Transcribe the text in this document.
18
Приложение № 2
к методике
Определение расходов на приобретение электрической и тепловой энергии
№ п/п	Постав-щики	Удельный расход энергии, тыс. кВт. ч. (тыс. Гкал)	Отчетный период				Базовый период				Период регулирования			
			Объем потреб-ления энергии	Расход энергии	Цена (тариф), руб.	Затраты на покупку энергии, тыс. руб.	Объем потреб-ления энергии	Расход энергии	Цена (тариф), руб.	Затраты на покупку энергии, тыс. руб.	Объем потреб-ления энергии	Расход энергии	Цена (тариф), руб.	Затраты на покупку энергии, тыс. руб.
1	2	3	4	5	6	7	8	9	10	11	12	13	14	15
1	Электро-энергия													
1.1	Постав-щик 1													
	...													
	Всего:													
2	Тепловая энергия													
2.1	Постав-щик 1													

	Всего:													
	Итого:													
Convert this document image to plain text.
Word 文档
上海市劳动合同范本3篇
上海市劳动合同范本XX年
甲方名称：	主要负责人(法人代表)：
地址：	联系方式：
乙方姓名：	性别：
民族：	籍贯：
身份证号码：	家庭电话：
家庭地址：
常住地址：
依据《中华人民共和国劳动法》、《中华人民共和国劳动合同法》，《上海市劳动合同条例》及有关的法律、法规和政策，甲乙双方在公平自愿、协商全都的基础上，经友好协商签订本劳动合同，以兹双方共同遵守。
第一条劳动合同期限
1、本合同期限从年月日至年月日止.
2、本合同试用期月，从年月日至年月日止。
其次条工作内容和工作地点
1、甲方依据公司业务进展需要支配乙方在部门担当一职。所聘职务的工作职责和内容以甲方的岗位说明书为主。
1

Exercise requirements ▸
Repeat every line of the records above exactly.

Completed exercise ▸
Transcribe the text in this document.
18
Приложение № 2
к методике
Определение расходов на приобретение электрической и тепловой энергии
№ п/п	Постав-щики	Удельный расход энергии, тыс. кВт. ч. (тыс. Гкал)	Отчетный период				Базовый период				Период регулирования			
			Объем потреб-ления энергии	Расход энергии	Цена (тариф), руб.	Затраты на покупку энергии, тыс. руб.	Объем потреб-ления энергии	Расход энергии	Цена (тариф), руб.	Затраты на покупку энергии, тыс. руб.	Объем потреб-ления энергии	Расход энергии	Цена (тариф), руб.	Затраты на покупку энергии, тыс. руб.
1	2	3	4	5	6	7	8	9	10	11	12	13	14	15
1	Электро-энергия													
1.1	Постав-щик 1													
	...													
	Всего:													
2	Тепловая энергия													
2.1	Постав-щик 1													

	Всего:													
	Итого:													
Convert this document image to plain text.
Word 文档
上海市劳动合同范本3篇
上海市劳动合同范本XX年
甲方名称：	主要负责人(法人代表)：
地址：	联系方式：
乙方姓名：	性别：
民族：	籍贯：
身份证号码：	家庭电话：
家庭地址：
常住地址：
依据《中华人民共和国劳动法》、《中华人民共和国劳动合同法》，《上海市劳动合同条例》及有关的法律、法规和政策，甲乙双方在公平自愿、协商全都的基础上，经友好协商签订本劳动合同，以兹双方共同遵守。
第一条劳动合同期限
1、本合同期限从年月日至年月日止.
2、本合同试用期月，从年月日至年月日止。
其次条工作内容和工作地点
1、甲方依据公司业务进展需要支配乙方在部门担当一职。所聘职务的工作职责和内容以甲方的岗位说明书为主。
1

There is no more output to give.